[Dataset excerpt]
----
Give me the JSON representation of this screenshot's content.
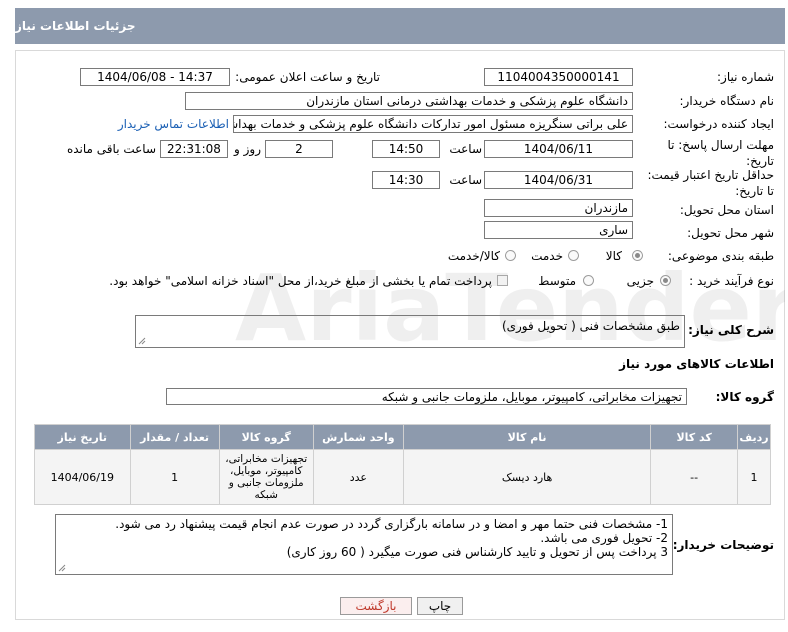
{
  "header": {
    "title": "جزئیات اطلاعات نیاز"
  },
  "need_number": {
    "label": "شماره نیاز:",
    "value": "1104004350000141"
  },
  "announce": {
    "label": "تاریخ و ساعت اعلان عمومی:",
    "value": "1404/06/08 - 14:37"
  },
  "buyer_org": {
    "label": "نام دستگاه خریدار:",
    "value": "دانشگاه علوم پزشکی و خدمات بهداشتی  درمانی استان مازندران"
  },
  "requester": {
    "label": "ایجاد کننده درخواست:",
    "value": "علی براتی سنگریزه مسئول امور تدارکات دانشگاه علوم پزشکی و خدمات بهداشتی",
    "contact_link": "اطلاعات تماس خریدار"
  },
  "deadline": {
    "label_line1": "مهلت ارسال پاسخ: تا",
    "label_line2": "تاریخ:",
    "date": "1404/06/11",
    "time_label": "ساعت",
    "time": "14:50",
    "days": "2",
    "days_label": "روز و",
    "remaining": "22:31:08",
    "remaining_label": "ساعت باقی مانده"
  },
  "validity": {
    "label_line1": "حداقل تاریخ اعتبار قیمت:",
    "label_line2": "تا تاریخ:",
    "date": "1404/06/31",
    "time_label": "ساعت",
    "time": "14:30"
  },
  "province": {
    "label": "استان محل تحویل:",
    "value": "مازندران"
  },
  "city": {
    "label": "شهر محل تحویل:",
    "value": "ساری"
  },
  "category": {
    "label": "طبقه بندی موضوعی:",
    "options": [
      "کالا",
      "خدمت",
      "کالا/خدمت"
    ],
    "selected": "کالا"
  },
  "purchase_type": {
    "label": "نوع فرآیند خرید :",
    "options": [
      "جزیی",
      "متوسط"
    ],
    "selected": "جزیی",
    "payment_note": "پرداخت تمام یا بخشی از مبلغ خرید،از محل \"اسناد خزانه اسلامی\" خواهد بود."
  },
  "summary": {
    "label": "شرح کلی نیاز:",
    "value": "طبق مشخصات فنی ( تحویل فوری)"
  },
  "goods_section": {
    "title": "اطلاعات کالاهای مورد نیاز"
  },
  "goods_group": {
    "label": "گروه کالا:",
    "value": "تجهیزات مخابراتی، کامپیوتر، موبایل، ملزومات جانبی و شبکه"
  },
  "table": {
    "headers": [
      "ردیف",
      "کد کالا",
      "نام کالا",
      "واحد شمارش",
      "گروه کالا",
      "تعداد / مقدار",
      "تاریخ نیاز"
    ],
    "rows": [
      {
        "row": "1",
        "code": "--",
        "name": "هارد دیسک",
        "unit": "عدد",
        "group": "تجهیزات مخابراتی، کامپیوتر، موبایل، ملزومات جانبی و شبکه",
        "qty": "1",
        "date": "1404/06/19"
      }
    ]
  },
  "buyer_notes": {
    "label": "توضیحات خریدار:",
    "lines": [
      "1- مشخصات فنی حتما مهر و امضا و در سامانه بارگزاری گردد در صورت عدم انجام قیمت پیشنهاد رد می شود.",
      "2- تحویل فوری می باشد.",
      "3 پرداخت پس از تحویل و تایید کارشناس فنی صورت میگیرد ( 60 روز کاری)"
    ]
  },
  "buttons": {
    "print": "چاپ",
    "back": "بازگشت"
  },
  "watermark": {
    "text": "AriaTender.net"
  },
  "colors": {
    "header_bg": "#8d9aad",
    "link": "#1a5fb4",
    "back_button_text": "#c0392b"
  }
}
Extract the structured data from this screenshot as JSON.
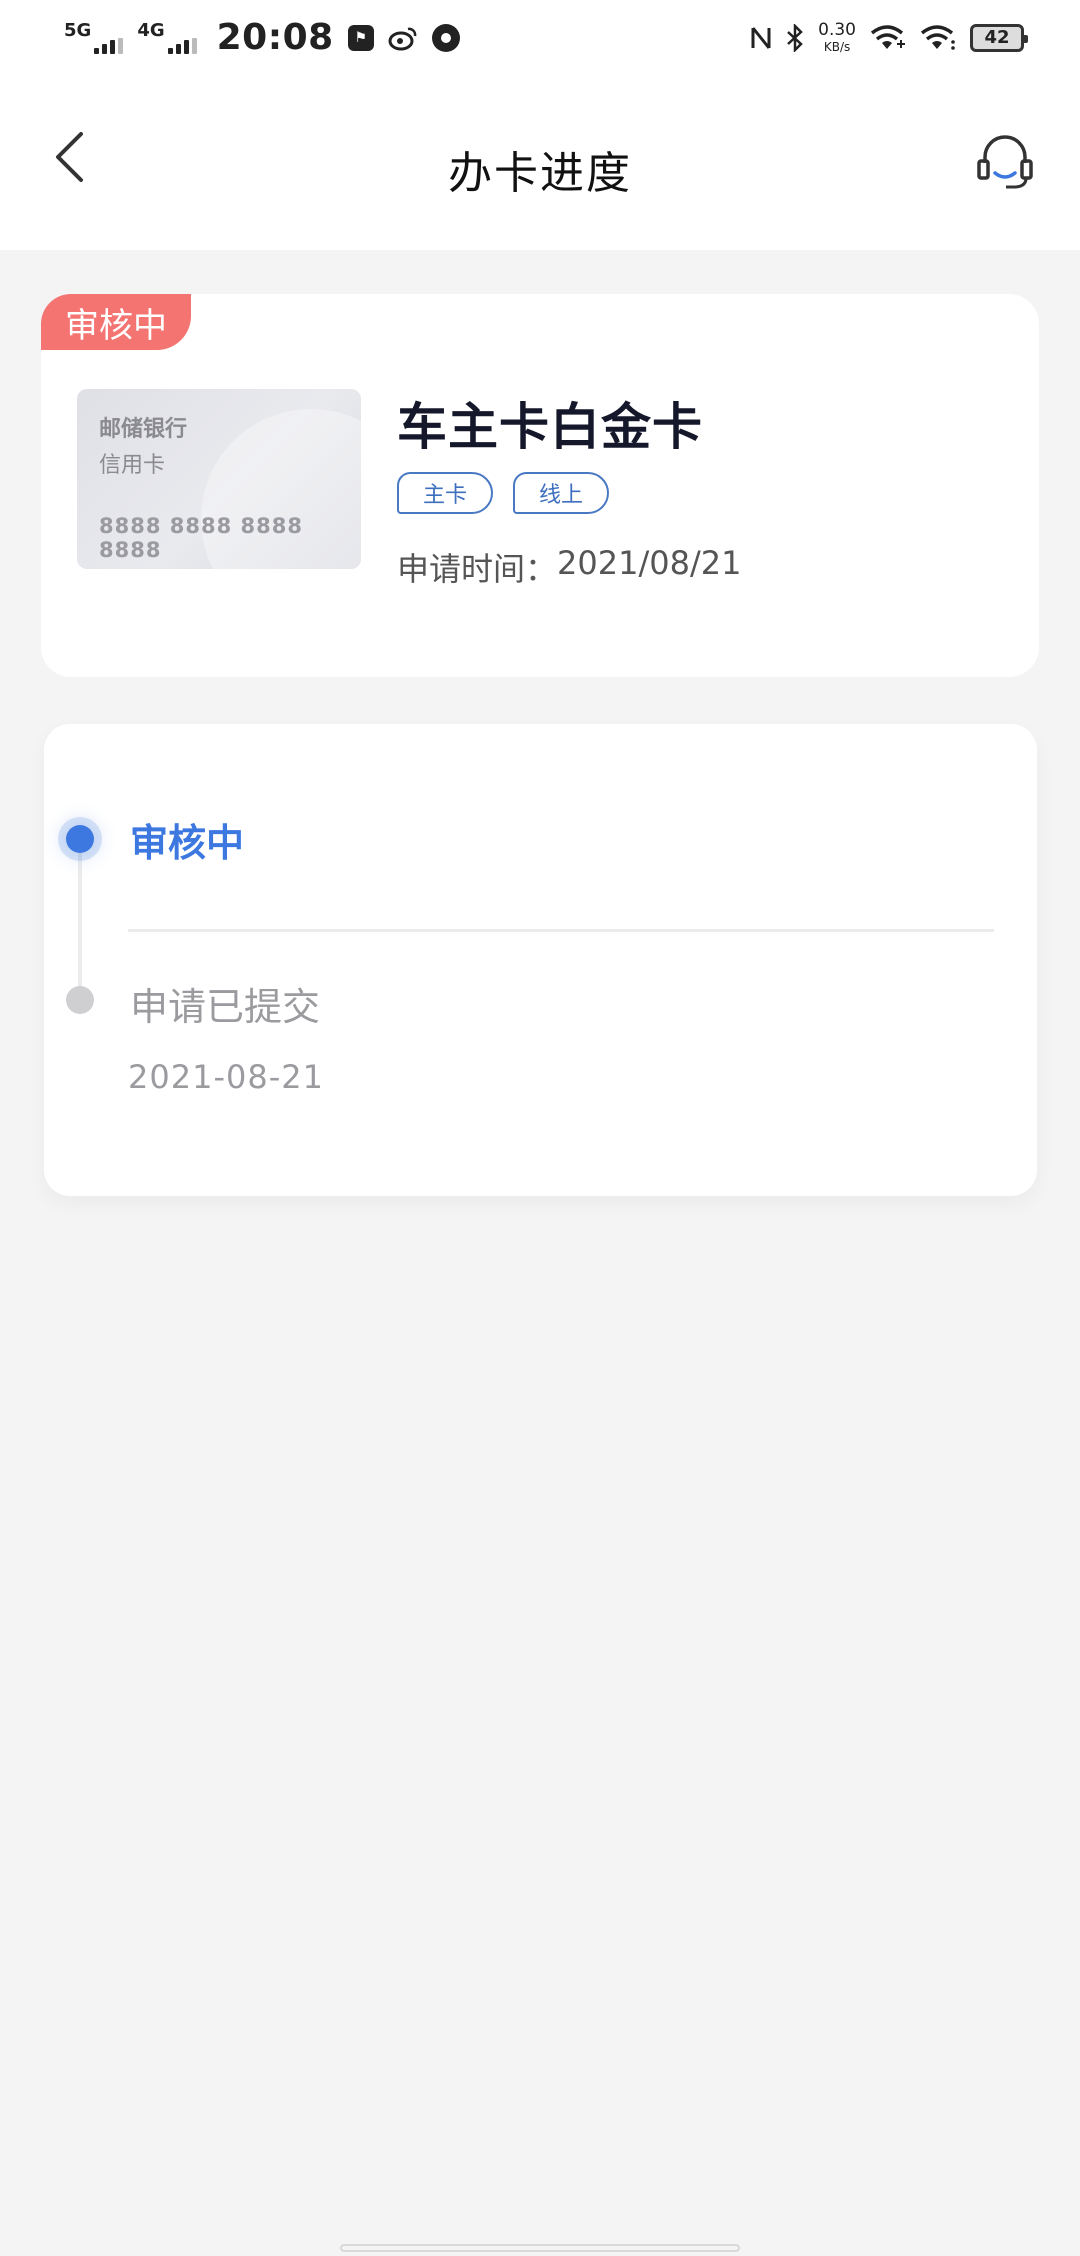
{
  "status_bar": {
    "net1": "5G",
    "net2": "4G",
    "time": "20:08",
    "speed_value": "0.30",
    "speed_unit": "KB/s",
    "battery": "42"
  },
  "nav": {
    "title": "办卡进度"
  },
  "card": {
    "status_ribbon": "审核中",
    "image_bank": "邮储银行",
    "image_type": "信用卡",
    "image_number": "8888 8888 8888 8888",
    "name": "车主卡白金卡",
    "tags": [
      "主卡",
      "线上"
    ],
    "apply_label": "申请时间：",
    "apply_date": "2021/08/21"
  },
  "progress": {
    "steps": [
      {
        "title": "审核中",
        "state": "active"
      },
      {
        "title": "申请已提交",
        "date": "2021-08-21",
        "state": "done"
      }
    ]
  },
  "colors": {
    "accent": "#3c78e0",
    "ribbon": "#f47471",
    "tag": "#4a79c4"
  }
}
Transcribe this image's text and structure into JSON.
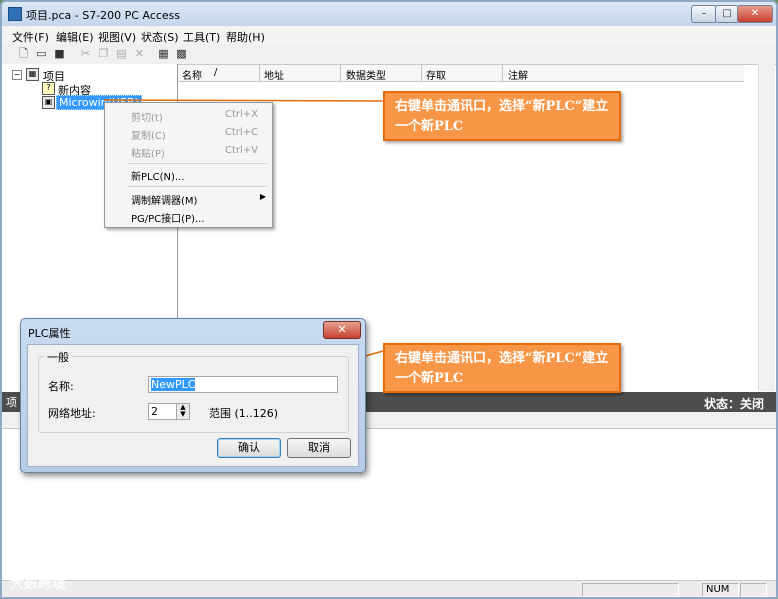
{
  "window": {
    "title": "项目.pca - S7-200 PC Access",
    "minimize_label": "–",
    "maximize_label": "□",
    "close_label": "✕"
  },
  "menubar": [
    "文件(F)",
    "编辑(E)",
    "视图(V)",
    "状态(S)",
    "工具(T)",
    "帮助(H)"
  ],
  "toolbar_icons": [
    "new-file-icon",
    "open-folder-icon",
    "save-icon",
    "cut-icon",
    "copy-icon",
    "paste-icon",
    "delete-icon",
    "import-icon",
    "export-icon"
  ],
  "tree": {
    "root_label": "项目",
    "items": [
      {
        "label": "新内容",
        "icon": "question-icon"
      },
      {
        "label": "Microwin(USB)",
        "icon": "network-pc-icon",
        "selected": true
      }
    ]
  },
  "list_columns": [
    "名称",
    "/",
    "地址",
    "数据类型",
    "存取",
    "注解"
  ],
  "context_menu": {
    "items": [
      {
        "label": "剪切(t)",
        "shortcut": "Ctrl+X",
        "enabled": false
      },
      {
        "label": "复制(C)",
        "shortcut": "Ctrl+C",
        "enabled": false
      },
      {
        "label": "粘贴(P)",
        "shortcut": "Ctrl+V",
        "enabled": false
      },
      {
        "label": "新PLC(N)...",
        "shortcut": "",
        "enabled": true
      },
      {
        "label": "调制解调器(M)",
        "shortcut": "",
        "enabled": true,
        "submenu": true
      },
      {
        "label": "PG/PC接口(P)...",
        "shortcut": "",
        "enabled": true
      }
    ]
  },
  "callouts": [
    {
      "text": "右键单击通讯口，选择“新PLC”建立一个新PLC"
    },
    {
      "text": "右键单击通讯口，选择“新PLC”建立一个新PLC"
    }
  ],
  "status_strip": {
    "text": "状态：关闭",
    "left_fragment": "项"
  },
  "statusbar": {
    "num_label": "NUM"
  },
  "watermark": "大数跨境",
  "colors": {
    "callout_fill": "#f79646",
    "callout_border": "#e46c0a",
    "selection": "#3399ff"
  },
  "dialog": {
    "title": "PLC属性",
    "close_label": "✕",
    "group_title": "一般",
    "name_label": "名称:",
    "name_value": "NewPLC",
    "address_label": "网络地址:",
    "address_value": "2",
    "range_text": "范围 (1..126)",
    "ok_label": "确认",
    "cancel_label": "取消"
  }
}
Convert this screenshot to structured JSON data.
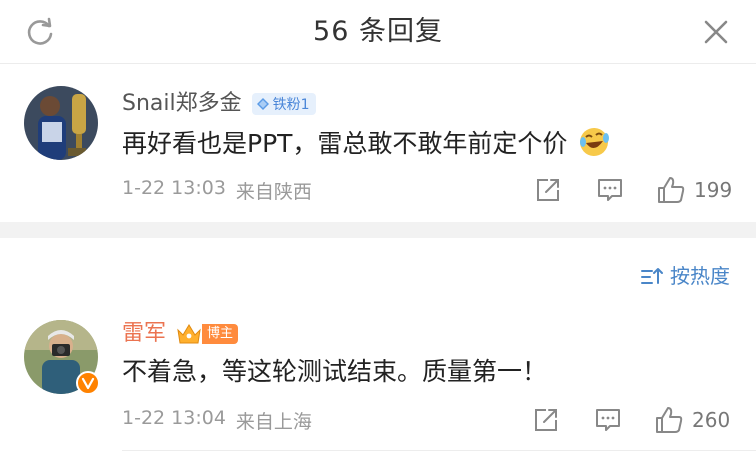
{
  "header": {
    "title": "56 条回复"
  },
  "comments": [
    {
      "username": "Snail郑多金",
      "badge": "铁粉1",
      "text": "再好看也是PPT，雷总敢不敢年前定个价",
      "emoji": "crying-laughing-emoji",
      "date": "1-22 13:03",
      "location": "来自陕西",
      "likes": "199"
    },
    {
      "username": "雷军",
      "badge": "博主",
      "text": "不着急，等这轮测试结束。质量第一！",
      "date": "1-22 13:04",
      "location": "来自上海",
      "likes": "260"
    }
  ],
  "sort": {
    "label": "按热度"
  },
  "colors": {
    "accent_blue": "#4a86c8",
    "host_name": "#eb7350",
    "host_badge": "#ff8b3d",
    "verified": "#ff8200",
    "divider": "#f2f2f2"
  }
}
----
** Exercise goal **
Retype only the lines from the one with "Convert this screenshot" through the final line of the entries, please, and keep the pictures out.

** Full response **
Convert this screenshot to structured JSON data.
{
  "header": {
    "title": "56 条回复"
  },
  "comments": [
    {
      "username": "Snail郑多金",
      "badge": "铁粉1",
      "text": "再好看也是PPT，雷总敢不敢年前定个价",
      "emoji": "crying-laughing-emoji",
      "date": "1-22 13:03",
      "location": "来自陕西",
      "likes": "199"
    },
    {
      "username": "雷军",
      "badge": "博主",
      "text": "不着急，等这轮测试结束。质量第一！",
      "date": "1-22 13:04",
      "location": "来自上海",
      "likes": "260"
    }
  ],
  "sort": {
    "label": "按热度"
  },
  "colors": {
    "accent_blue": "#4a86c8",
    "host_name": "#eb7350",
    "host_badge": "#ff8b3d",
    "verified": "#ff8200",
    "divider": "#f2f2f2"
  }
}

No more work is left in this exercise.